=== Dataset extract ===
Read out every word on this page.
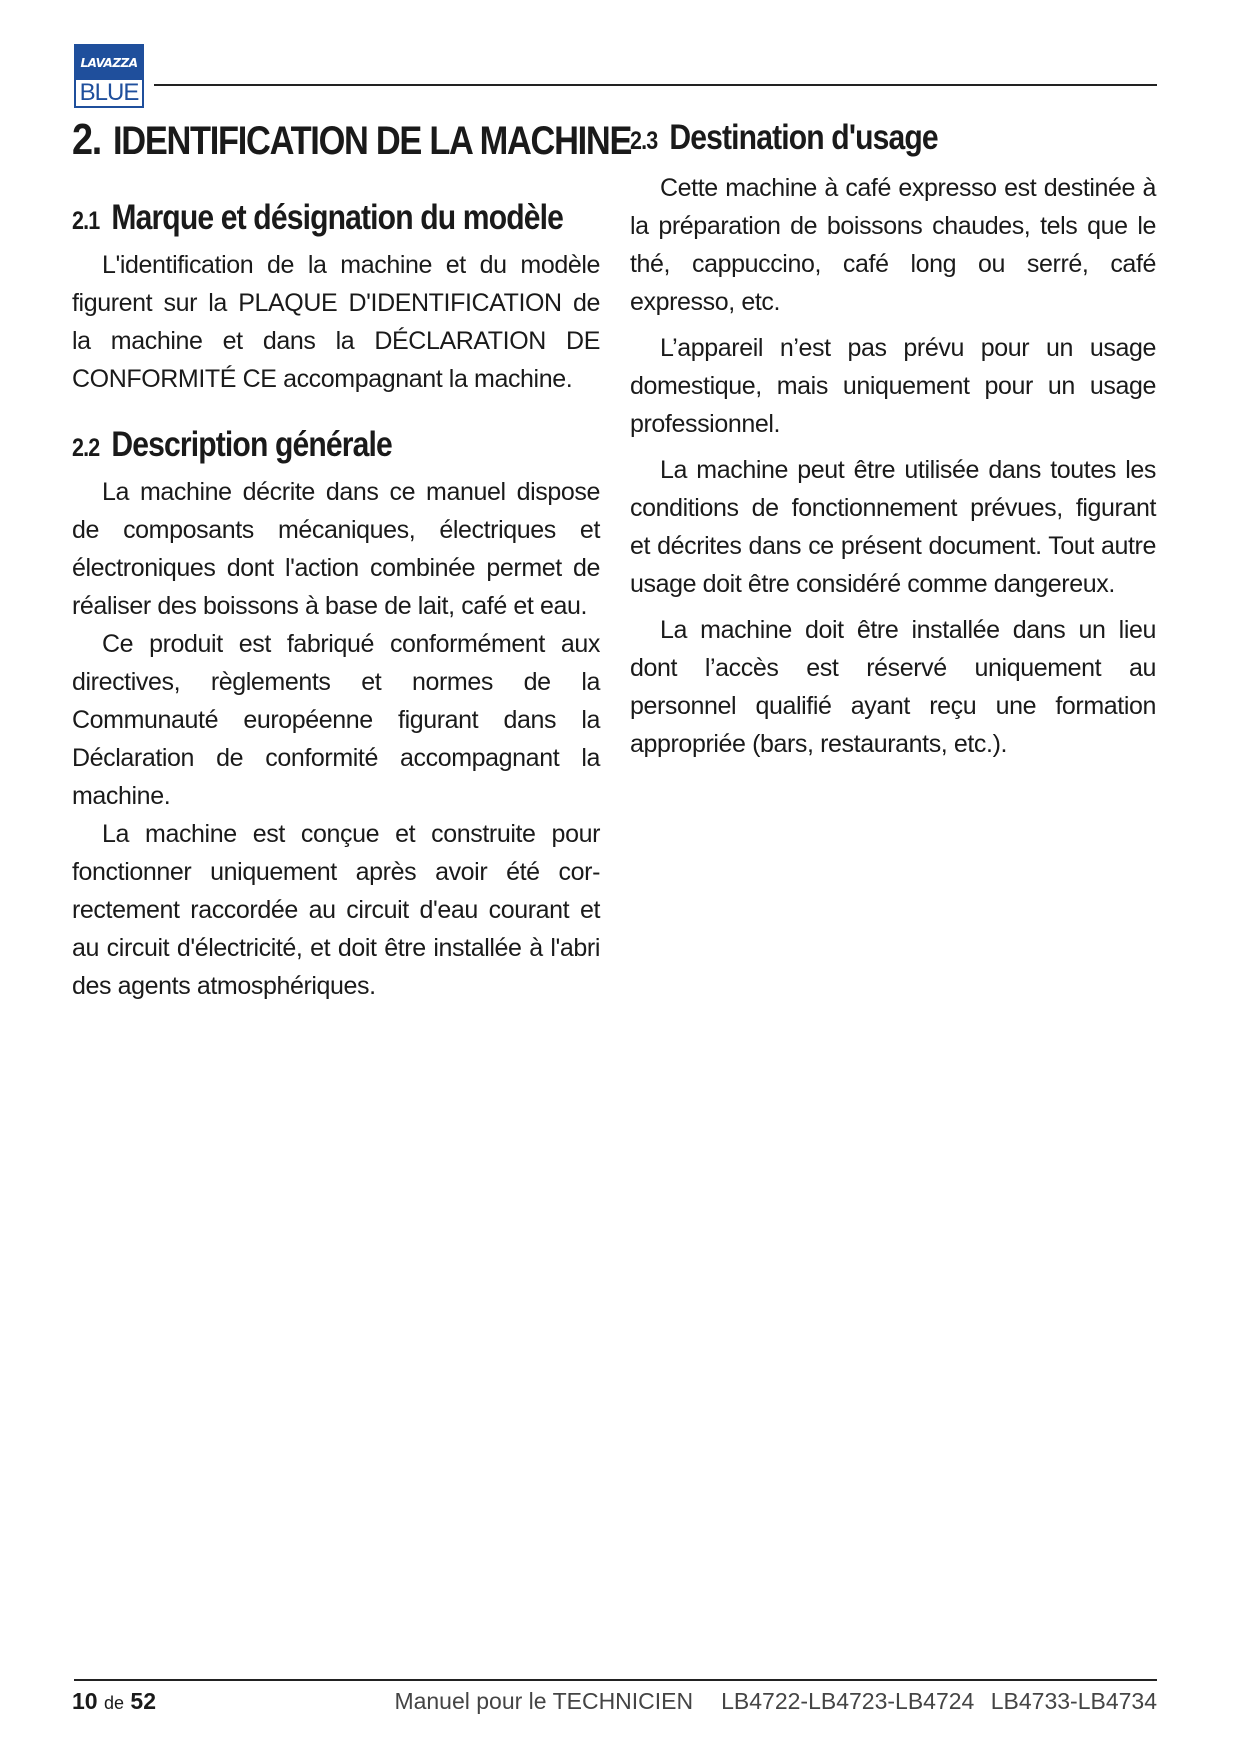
LAVAZZA
BLUE
2. IDENTIFICATION DE LA MACHINE
2.1 Marque et désignation du modèle

L'identification de la machine et du modèle figurent sur la PLAQUE D'IDENTIFICATION de la machine et dans la DÉCLARATION DE CONFORMITÉ CE accompagnant la machine.

2.2 Description générale

La machine décrite dans ce manuel dispose de composants mécaniques, électriques et électroniques dont l'action combinée permet de réaliser des boissons à base de lait, café et eau.

Ce produit est fabriqué conformément aux directives, règlements et normes de la Communauté européenne figurant dans la Déclaration de conformité accompagnant la machine.

La machine est conçue et construite pour fonctionner uniquement après avoir été cor-rectement raccordée au circuit d'eau courant et au circuit d'électricité, et doit être installée à l'abri des agents atmosphériques.

2.3 Destination d'usage

Cette machine à café expresso est destinée à la préparation de boissons chaudes, tels que le thé, cappuccino, café long ou serré, café expresso, etc.

L’appareil n’est pas prévu pour un usage domestique, mais uniquement pour un usage professionnel.

La machine peut être utilisée dans toutes les conditions de fonctionnement prévues, figurant et décrites dans ce présent document. Tout autre usage doit être considéré comme dangereux.

La machine doit être installée dans un lieu dont l’accès est réservé uniquement au personnel qualifié ayant reçu une formation appropriée (bars, restaurants, etc.).

10 de 52	Manuel pour le TECHNICIEN LB4722-LB4723-LB4724 LB4733-LB4734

=== Task directions ===
Omit pictures; set down the rest of the material word for word.

=== Result for this exercise ===
Read out every word on this page.
LAVAZZA
BLUE
2. IDENTIFICATION DE LA MACHINE
2.1 Marque et désignation du modèle

L'identification de la machine et du modèle figurent sur la PLAQUE D'IDENTIFICATION de la machine et dans la DÉCLARATION DE CONFORMITÉ CE accompagnant la machine.

2.2 Description générale

La machine décrite dans ce manuel dispose de composants mécaniques, électriques et électroniques dont l'action combinée permet de réaliser des boissons à base de lait, café et eau.

Ce produit est fabriqué conformément aux directives, règlements et normes de la Communauté européenne figurant dans la Déclaration de conformité accompagnant la machine.

La machine est conçue et construite pour fonctionner uniquement après avoir été cor-rectement raccordée au circuit d'eau courant et au circuit d'électricité, et doit être installée à l'abri des agents atmosphériques.

2.3 Destination d'usage

Cette machine à café expresso est destinée à la préparation de boissons chaudes, tels que le thé, cappuccino, café long ou serré, café expresso, etc.

L’appareil n’est pas prévu pour un usage domestique, mais uniquement pour un usage professionnel.

La machine peut être utilisée dans toutes les conditions de fonctionnement prévues, figurant et décrites dans ce présent document. Tout autre usage doit être considéré comme dangereux.

La machine doit être installée dans un lieu dont l’accès est réservé uniquement au personnel qualifié ayant reçu une formation appropriée (bars, restaurants, etc.).

10 de 52	Manuel pour le TECHNICIEN LB4722-LB4723-LB4724 LB4733-LB4734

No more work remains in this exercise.